Task to complete:
Write the records below out in full, character for character, with no pictures.

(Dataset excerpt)

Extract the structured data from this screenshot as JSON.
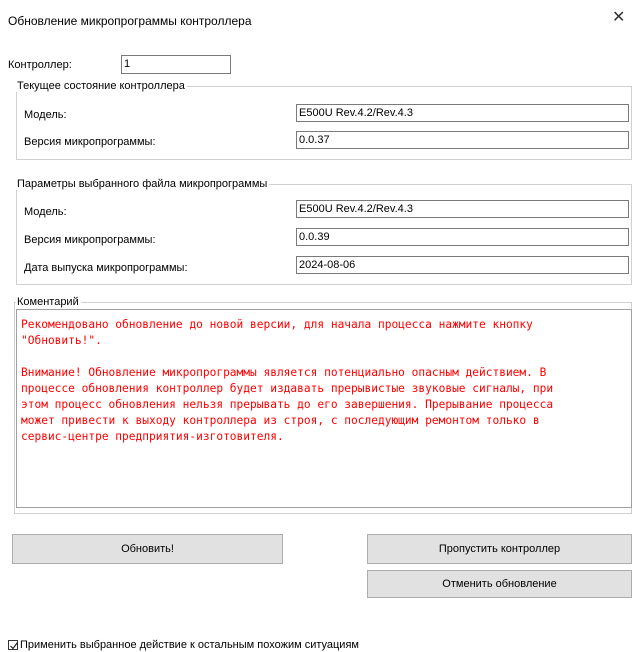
{
  "window": {
    "title": "Обновление микропрограммы контроллера",
    "close_glyph": "✕"
  },
  "controller": {
    "label": "Контроллер:",
    "value": "1"
  },
  "current_state": {
    "legend": "Текущее состояние контроллера",
    "model_label": "Модель:",
    "model_value": "E500U Rev.4.2/Rev.4.3",
    "version_label": "Версия микропрограммы:",
    "version_value": "0.0.37"
  },
  "selected_file": {
    "legend": "Параметры выбранного файла микропрограммы",
    "model_label": "Модель:",
    "model_value": "E500U Rev.4.2/Rev.4.3",
    "version_label": "Версия микропрограммы:",
    "version_value": "0.0.39",
    "date_label": "Дата выпуска микропрограммы:",
    "date_value": "2024-08-06"
  },
  "comment": {
    "legend": "Коментарий",
    "text": "Рекомендовано обновление до новой версии, для начала процесса нажмите кнопку\n\"Обновить!\".\n\nВнимание! Обновление микропрограммы является потенциально опасным действием. В\nпроцессе обновления контроллер будет издавать прерывистые звуковые сигналы, при\nэтом процесс обновления нельзя прерывать до его завершения. Прерывание процесса\nможет привести к выходу контроллера из строя, с последующим ремонтом только в\nсервис-центре предприятия-изготовителя.",
    "text_color": "#ff0000"
  },
  "buttons": {
    "update": "Обновить!",
    "skip": "Пропустить контроллер",
    "cancel": "Отменить обновление"
  },
  "apply_all": {
    "label": "Применить выбранное действие к остальным похожим ситуациям",
    "checked": true
  }
}
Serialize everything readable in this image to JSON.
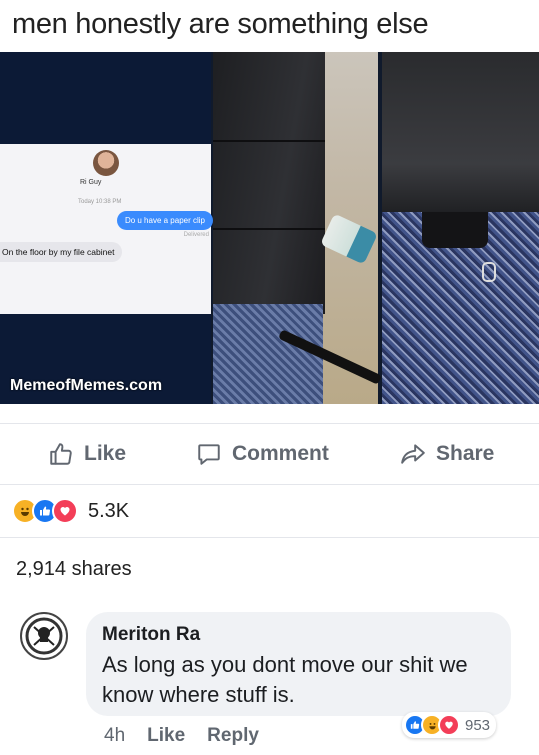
{
  "post": {
    "caption": "men honestly are something else",
    "image": {
      "chat": {
        "contact_name": "Ri Guy",
        "timestamp": "Today 10:38 PM",
        "outgoing_message": "Do u have a paper clip",
        "delivered": "Delivered",
        "incoming_message": "On the floor by my file cabinet"
      },
      "watermark": "MemeofMemes.com"
    },
    "actions": [
      {
        "label": "Like",
        "icon": "thumbs-up-icon"
      },
      {
        "label": "Comment",
        "icon": "comment-bubble-icon"
      },
      {
        "label": "Share",
        "icon": "share-arrow-icon"
      }
    ],
    "reactions": {
      "icons": [
        "haha-icon",
        "like-icon",
        "love-icon"
      ],
      "count": "5.3K"
    },
    "shares": "2,914 shares"
  },
  "comment": {
    "author": "Meriton Ra",
    "text": "As long as you dont move our shit we know where stuff is.",
    "time": "4h",
    "like_label": "Like",
    "reply_label": "Reply",
    "reactions": {
      "icons": [
        "like-icon",
        "haha-icon",
        "love-icon"
      ],
      "count": "953"
    }
  },
  "colors": {
    "like_blue": "#1877f2",
    "love_red": "#f33e58",
    "haha_yellow": "#f7b125",
    "muted_text": "#616770"
  }
}
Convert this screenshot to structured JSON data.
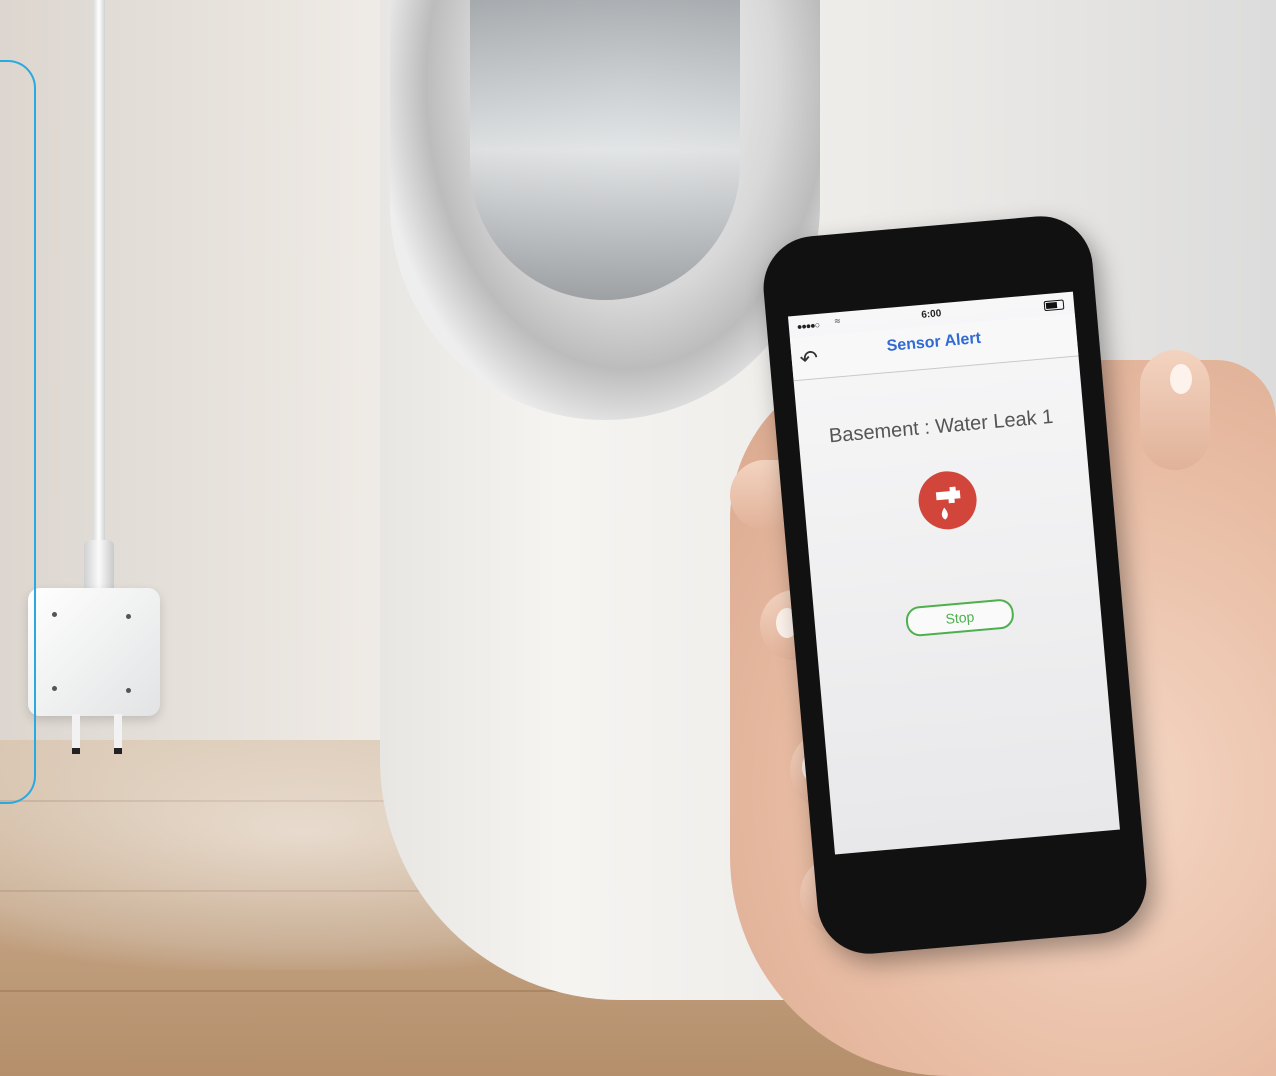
{
  "phone": {
    "status": {
      "signal": "●●●●○",
      "time": "6:00"
    },
    "nav": {
      "title": "Sensor Alert",
      "back_icon": "back-arrow-icon"
    },
    "alert": {
      "message": "Basement : Water Leak 1",
      "icon": "water-tap-drop-icon",
      "icon_color": "#d2453a"
    },
    "stop_label": "Stop",
    "colors": {
      "title": "#2f6bd3",
      "stop": "#4db04d"
    }
  },
  "scene": {
    "frame_color": "#29a9e1"
  }
}
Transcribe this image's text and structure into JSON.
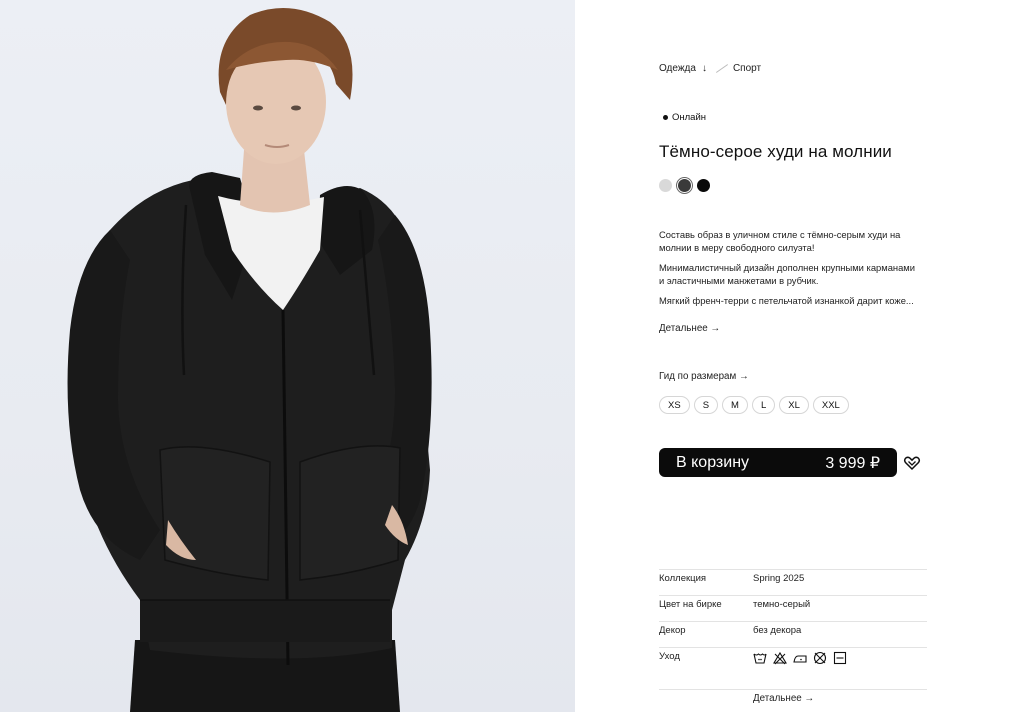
{
  "breadcrumbs": [
    {
      "label": "Одежда",
      "arrow": "↓"
    },
    {
      "label": "Спорт"
    }
  ],
  "availability_badge": "Онлайн",
  "product": {
    "title": "Тёмно-серое худи на молнии",
    "colors": [
      {
        "name": "light-gray",
        "hex": "#d9d9d9"
      },
      {
        "name": "charcoal",
        "hex": "#3a3a3a",
        "selected": true
      },
      {
        "name": "black",
        "hex": "#0a0a0a"
      }
    ],
    "description": [
      "Составь образ в уличном стиле с тёмно-серым худи на молнии в меру свободного силуэта!",
      "Минималистичный дизайн дополнен крупными карманами и эластичными манжетами в рубчик.",
      "Мягкий френч-терри с петельчатой изнанкой дарит коже..."
    ],
    "more_label": "Детальнее →",
    "size_guide_label": "Гид по размерам →",
    "sizes": [
      "XS",
      "S",
      "M",
      "L",
      "XL",
      "XXL"
    ],
    "cart_label": "В корзину",
    "price": "3 999 ₽"
  },
  "specs": [
    {
      "key": "Коллекция",
      "value": "Spring 2025"
    },
    {
      "key": "Цвет на бирке",
      "value": "темно-серый"
    },
    {
      "key": "Декор",
      "value": "без декора"
    },
    {
      "key": "Уход",
      "value": ""
    }
  ],
  "care_icons": [
    "wash-30-icon",
    "no-bleach-icon",
    "iron-low-icon",
    "no-tumble-dry-icon",
    "dry-flat-icon"
  ],
  "specs_more_label": "Детальнее →"
}
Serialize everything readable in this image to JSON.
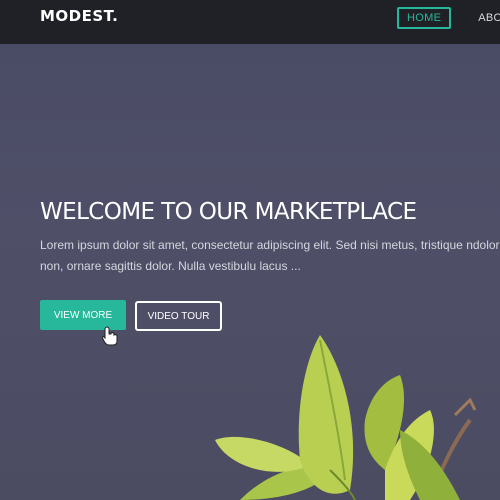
{
  "navbar": {
    "logo": "MODEST.",
    "items": [
      {
        "label": "HOME",
        "active": true
      },
      {
        "label": "ABOUT"
      }
    ]
  },
  "hero": {
    "title": "WELCOME TO OUR MARKETPLACE",
    "text": "Lorem ipsum dolor sit amet, consectetur adipiscing elit. Sed nisi metus, tristique ndolor non, ornare sagittis dolor. Nulla vestibulu lacus ...",
    "buttons": {
      "primary": "VIEW MORE",
      "secondary": "VIDEO TOUR"
    }
  },
  "colors": {
    "accent": "#27b79a",
    "navbar_bg": "#1f2127",
    "hero_bg": "#4a4b65"
  }
}
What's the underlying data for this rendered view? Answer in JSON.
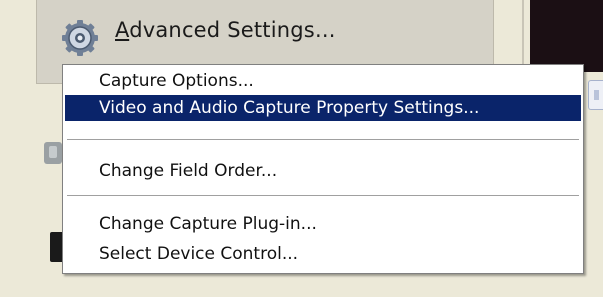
{
  "advanced_settings": {
    "label_prefix": "",
    "label_mnemonic": "A",
    "label_rest": "dvanced Settings...",
    "icon": "gear-icon"
  },
  "context_menu": {
    "items": [
      {
        "label": "Capture Options...",
        "selected": false
      },
      {
        "label": "Video and Audio Capture Property Settings...",
        "selected": true
      },
      {
        "label": "Change Field Order...",
        "selected": false
      },
      {
        "label": "Change Capture Plug-in...",
        "selected": false
      },
      {
        "label": "Select Device Control...",
        "selected": false
      }
    ]
  },
  "colors": {
    "highlight": "#0a246a",
    "panel": "#ece9d8",
    "preview": "#1b0f14"
  }
}
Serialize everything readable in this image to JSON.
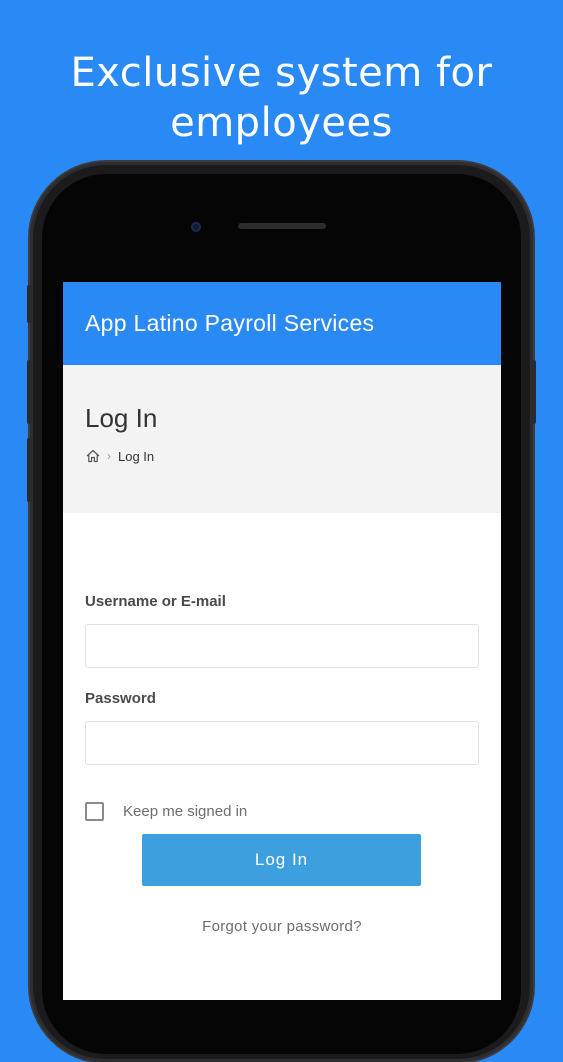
{
  "promo": {
    "line1": "Exclusive system for",
    "line2": "employees"
  },
  "app": {
    "title": "App Latino Payroll Services"
  },
  "page": {
    "title": "Log In",
    "breadcrumb_home_icon": "home-icon",
    "breadcrumb_current": "Log In"
  },
  "form": {
    "username_label": "Username or E-mail",
    "username_value": "",
    "password_label": "Password",
    "password_value": "",
    "remember_label": "Keep me signed in",
    "remember_checked": false,
    "submit_label": "Log In",
    "forgot_label": "Forgot your password?"
  },
  "colors": {
    "background": "#2a8af5",
    "header": "#2a8af5",
    "button": "#3e9fde",
    "page_head": "#f3f3f4"
  }
}
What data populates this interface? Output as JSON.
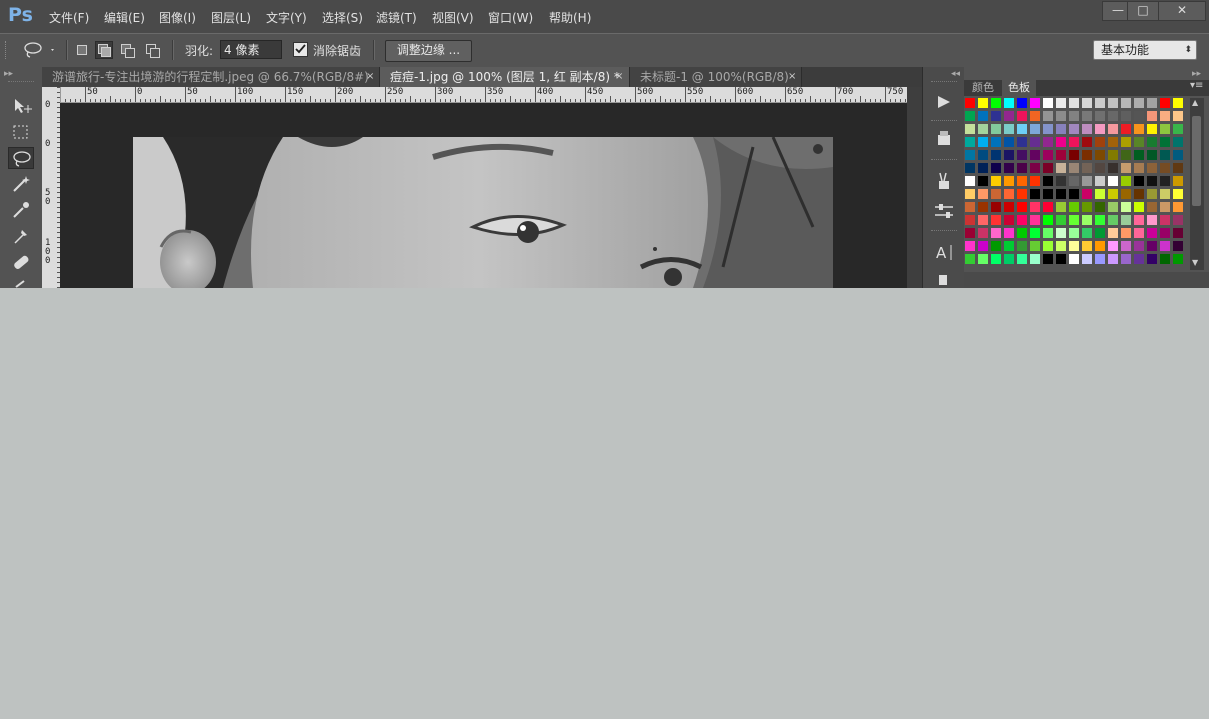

Output below:
Extract the structured data from this screenshot as JSON.
{
  "window": {
    "title": "Обновление микропрограммы контроллера",
    "close_glyph": "✕"
  },
  "controller": {
    "label": "Контроллер:",
    "value": "1"
  },
  "current_state": {
    "legend": "Текущее состояние контроллера",
    "model_label": "Модель:",
    "model_value": "E500U Rev.4.2/Rev.4.3",
    "version_label": "Версия микропрограммы:",
    "version_value": "0.0.37"
  },
  "selected_file": {
    "legend": "Параметры выбранного файла микропрограммы",
    "model_label": "Модель:",
    "model_value": "E500U Rev.4.2/Rev.4.3",
    "version_label": "Версия микропрограммы:",
    "version_value": "0.0.39",
    "date_label": "Дата выпуска микропрограммы:",
    "date_value": "2024-08-06"
  },
  "comment": {
    "legend": "Коментарий",
    "text": "Рекомендовано обновление до новой версии, для начала процесса нажмите кнопку\n\"Обновить!\".\n\nВнимание! Обновление микропрограммы является потенциально опасным действием. В\nпроцессе обновления контроллер будет издавать прерывистые звуковые сигналы, при\nэтом процесс обновления нельзя прерывать до его завершения. Прерывание процесса\nможет привести к выходу контроллера из строя, с последующим ремонтом только в\nсервис-центре предприятия-изготовителя.",
    "text_color": "#ff0000"
  },
  "buttons": {
    "update": "Обновить!",
    "skip": "Пропустить контроллер",
    "cancel": "Отменить обновление"
  },
  "apply_all": {
    "label": "Применить выбранное действие к остальным похожим ситуациям",
    "checked": true
  }
}
Serialize everything readable in this image to JSON.
{
  "post": {
    "caption": "men honestly are something else",
    "image": {
      "chat": {
        "contact_name": "Ri Guy",
        "timestamp": "Today 10:38 PM",
        "outgoing_message": "Do u have a paper clip",
        "delivered": "Delivered",
        "incoming_message": "On the floor by my file cabinet"
      },
      "watermark": "MemeofMemes.com"
    },
    "actions": [
      {
        "label": "Like",
        "icon": "thumbs-up-icon"
      },
      {
        "label": "Comment",
        "icon": "comment-bubble-icon"
      },
      {
        "label": "Share",
        "icon": "share-arrow-icon"
      }
    ],
    "reactions": {
      "icons": [
        "haha-icon",
        "like-icon",
        "love-icon"
      ],
      "count": "5.3K"
    },
    "shares": "2,914 shares"
  },
  "comment": {
    "author": "Meriton Ra",
    "text": "As long as you dont move our shit we know where stuff is.",
    "time": "4h",
    "like_label": "Like",
    "reply_label": "Reply",
    "reactions": {
      "icons": [
        "like-icon",
        "haha-icon",
        "love-icon"
      ],
      "count": "953"
    }
  },
  "colors": {
    "like_blue": "#1877f2",
    "love_red": "#f33e58",
    "haha_yellow": "#f7b125",
    "muted_text": "#616770"
  }
}
Convert this screenshot to structured JSON data.
{
  "phone": {
    "status": {
      "signal": "●●●●○",
      "time": "6:00"
    },
    "nav": {
      "title": "Sensor Alert",
      "back_icon": "back-arrow-icon"
    },
    "alert": {
      "message": "Basement : Water Leak 1",
      "icon": "water-tap-drop-icon",
      "icon_color": "#d2453a"
    },
    "stop_label": "Stop",
    "colors": {
      "title": "#2f6bd3",
      "stop": "#4db04d"
    }
  },
  "scene": {
    "frame_color": "#29a9e1"
  }
}
Transcribe this image's text and structure into JSON.
{
  "breadcrumbs": [
    {
      "label": "Одежда",
      "arrow": "↓"
    },
    {
      "label": "Спорт"
    }
  ],
  "availability_badge": "Онлайн",
  "product": {
    "title": "Тёмно-серое худи на молнии",
    "colors": [
      {
        "name": "light-gray",
        "hex": "#d9d9d9"
      },
      {
        "name": "charcoal",
        "hex": "#3a3a3a",
        "selected": true
      },
      {
        "name": "black",
        "hex": "#0a0a0a"
      }
    ],
    "description": [
      "Составь образ в уличном стиле с тёмно-серым худи на молнии в меру свободного силуэта!",
      "Минималистичный дизайн дополнен крупными карманами и эластичными манжетами в рубчик.",
      "Мягкий френч-терри с петельчатой изнанкой дарит коже..."
    ],
    "more_label": "Детальнее →",
    "size_guide_label": "Гид по размерам →",
    "sizes": [
      "XS",
      "S",
      "M",
      "L",
      "XL",
      "XXL"
    ],
    "cart_label": "В корзину",
    "price": "3 999 ₽"
  },
  "specs": [
    {
      "key": "Коллекция",
      "value": "Spring 2025"
    },
    {
      "key": "Цвет на бирке",
      "value": "темно-серый"
    },
    {
      "key": "Декор",
      "value": "без декора"
    },
    {
      "key": "Уход",
      "value": ""
    }
  ],
  "care_icons": [
    "wash-30-icon",
    "no-bleach-icon",
    "iron-low-icon",
    "no-tumble-dry-icon",
    "dry-flat-icon"
  ],
  "specs_more_label": "Детальнее →"
}
Serialize everything readable in this image to JSON.
{
  "navbar": {
    "logo": "MODEST.",
    "items": [
      {
        "label": "HOME",
        "active": true
      },
      {
        "label": "ABOUT"
      }
    ]
  },
  "hero": {
    "title": "WELCOME TO OUR MARKETPLACE",
    "text": "Lorem ipsum dolor sit amet, consectetur adipiscing elit. Sed nisi metus, tristique ndolor non, ornare sagittis dolor. Nulla vestibulu lacus ...",
    "buttons": {
      "primary": "VIEW MORE",
      "secondary": "VIDEO TOUR"
    }
  },
  "colors": {
    "accent": "#27b79a",
    "navbar_bg": "#1f2127",
    "hero_bg": "#4a4b65"
  }
}
What's the underlying data for this rendered view? Answer in JSON.
{
  "advanced_settings": {
    "label_prefix": "",
    "label_mnemonic": "A",
    "label_rest": "dvanced Settings...",
    "icon": "gear-icon"
  },
  "context_menu": {
    "items": [
      {
        "label": "Capture Options...",
        "selected": false
      },
      {
        "label": "Video and Audio Capture Property Settings...",
        "selected": true
      },
      {
        "label": "Change Field Order...",
        "selected": false
      },
      {
        "label": "Change Capture Plug-in...",
        "selected": false
      },
      {
        "label": "Select Device Control...",
        "selected": false
      }
    ]
  },
  "colors": {
    "highlight": "#0a246a",
    "panel": "#ece9d8",
    "preview": "#1b0f14"
  }
}
Serialize everything readable in this image to JSON.
{
  "promo": {
    "line1": "Exclusive system for",
    "line2": "employees"
  },
  "app": {
    "title": "App Latino Payroll Services"
  },
  "page": {
    "title": "Log In",
    "breadcrumb_home_icon": "home-icon",
    "breadcrumb_current": "Log In"
  },
  "form": {
    "username_label": "Username or E-mail",
    "username_value": "",
    "password_label": "Password",
    "password_value": "",
    "remember_label": "Keep me signed in",
    "remember_checked": false,
    "submit_label": "Log In",
    "forgot_label": "Forgot your password?"
  },
  "colors": {
    "background": "#2a8af5",
    "header": "#2a8af5",
    "button": "#3e9fde",
    "page_head": "#f3f3f4"
  }
}
What data populates this interface? Output as JSON.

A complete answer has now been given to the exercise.